Data records
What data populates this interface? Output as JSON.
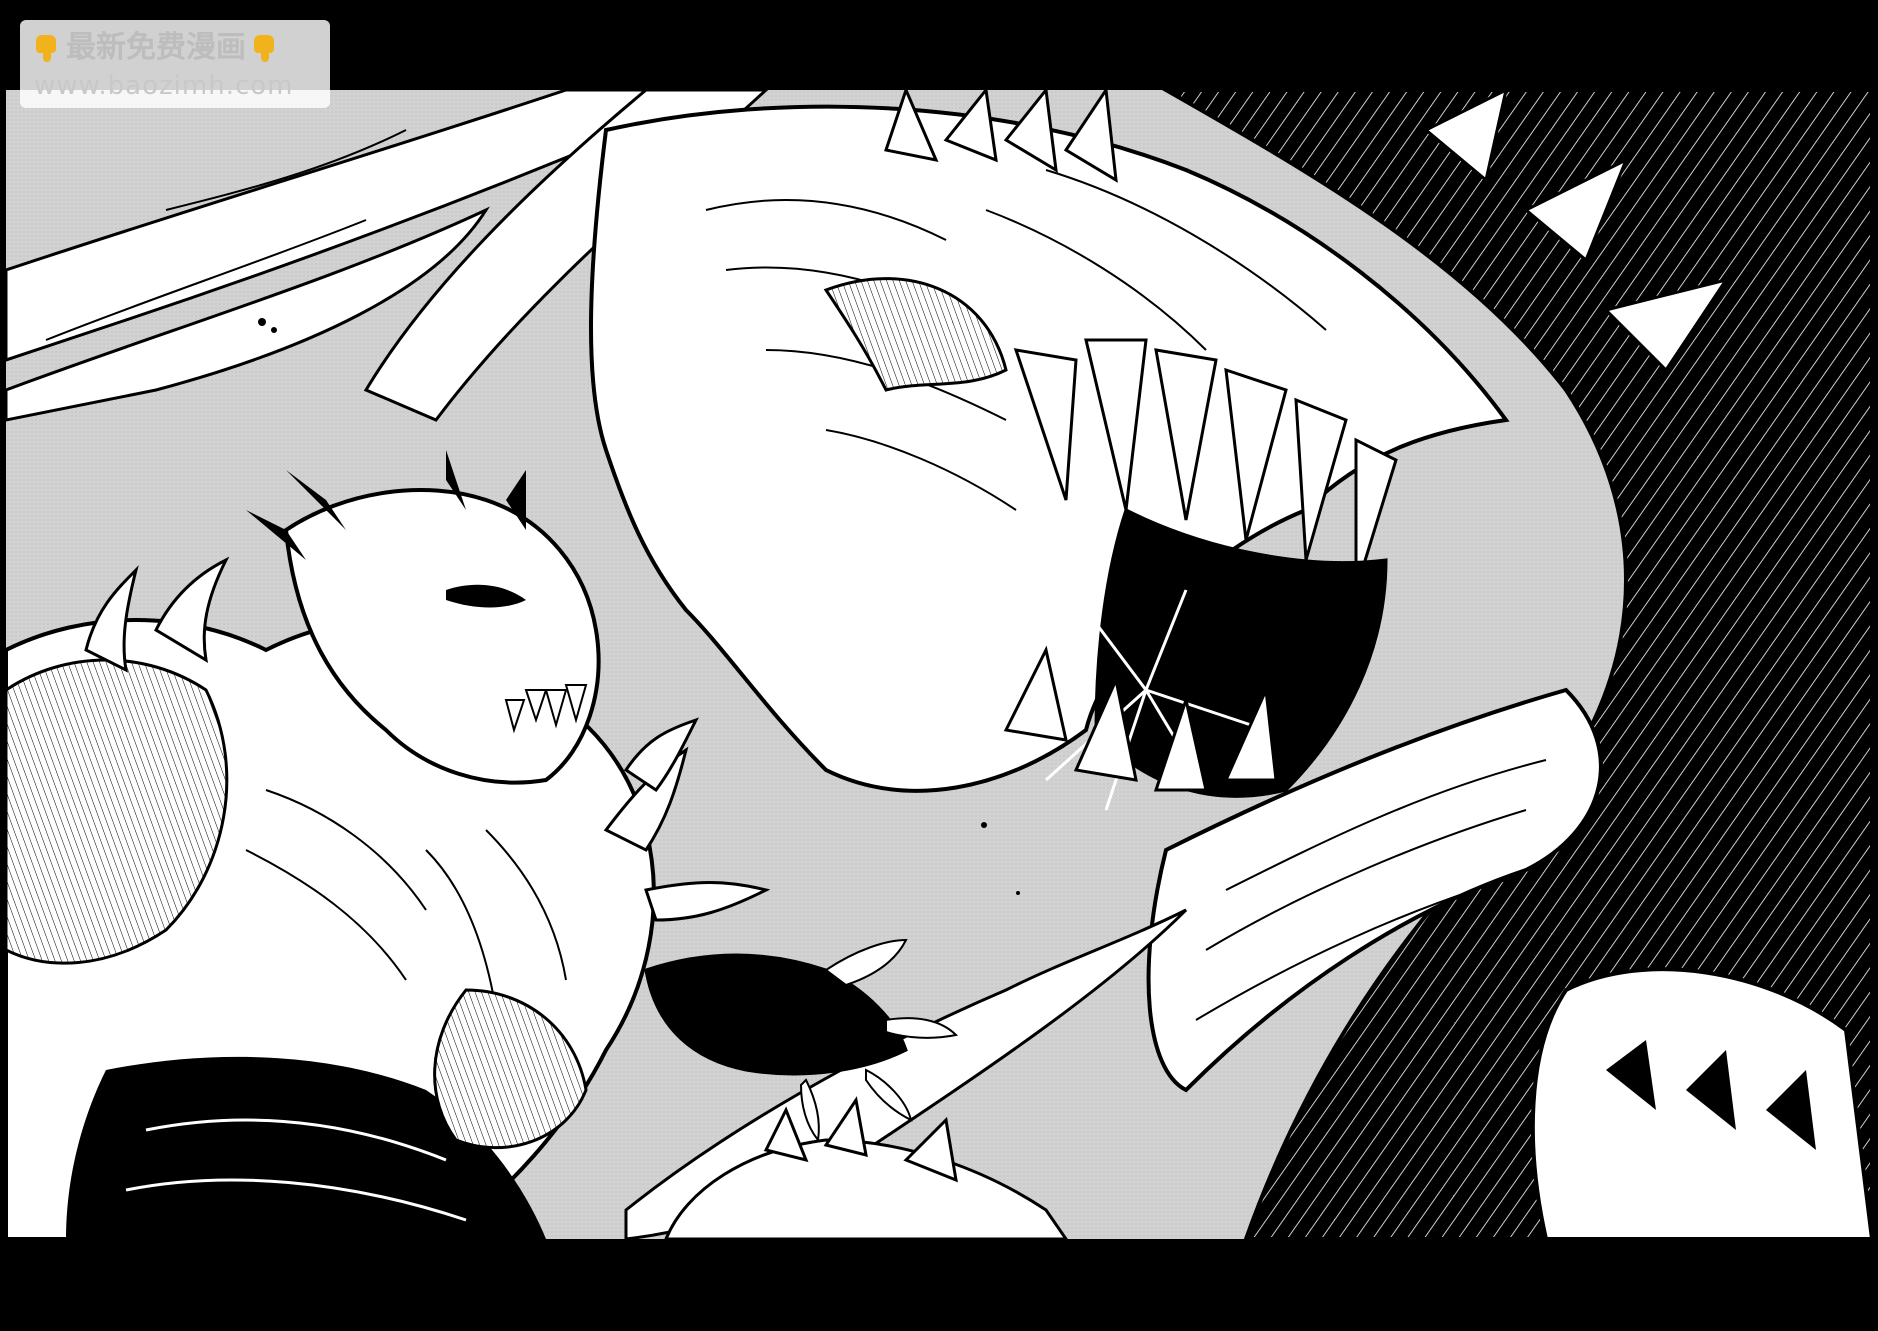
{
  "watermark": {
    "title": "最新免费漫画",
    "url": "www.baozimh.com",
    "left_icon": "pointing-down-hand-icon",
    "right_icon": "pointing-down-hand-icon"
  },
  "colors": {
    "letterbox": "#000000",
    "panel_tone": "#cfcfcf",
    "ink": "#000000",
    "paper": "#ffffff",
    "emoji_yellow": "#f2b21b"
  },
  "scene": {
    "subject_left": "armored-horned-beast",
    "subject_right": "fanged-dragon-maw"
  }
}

Problem to solve: Repeat the listing in full and exactly. Do not include any images.

Solved exercise:
What data populates this interface? Output as JSON.
{
  "watermark": {
    "title": "最新免费漫画",
    "url": "www.baozimh.com",
    "left_icon": "pointing-down-hand-icon",
    "right_icon": "pointing-down-hand-icon"
  },
  "colors": {
    "letterbox": "#000000",
    "panel_tone": "#cfcfcf",
    "ink": "#000000",
    "paper": "#ffffff",
    "emoji_yellow": "#f2b21b"
  },
  "scene": {
    "subject_left": "armored-horned-beast",
    "subject_right": "fanged-dragon-maw"
  }
}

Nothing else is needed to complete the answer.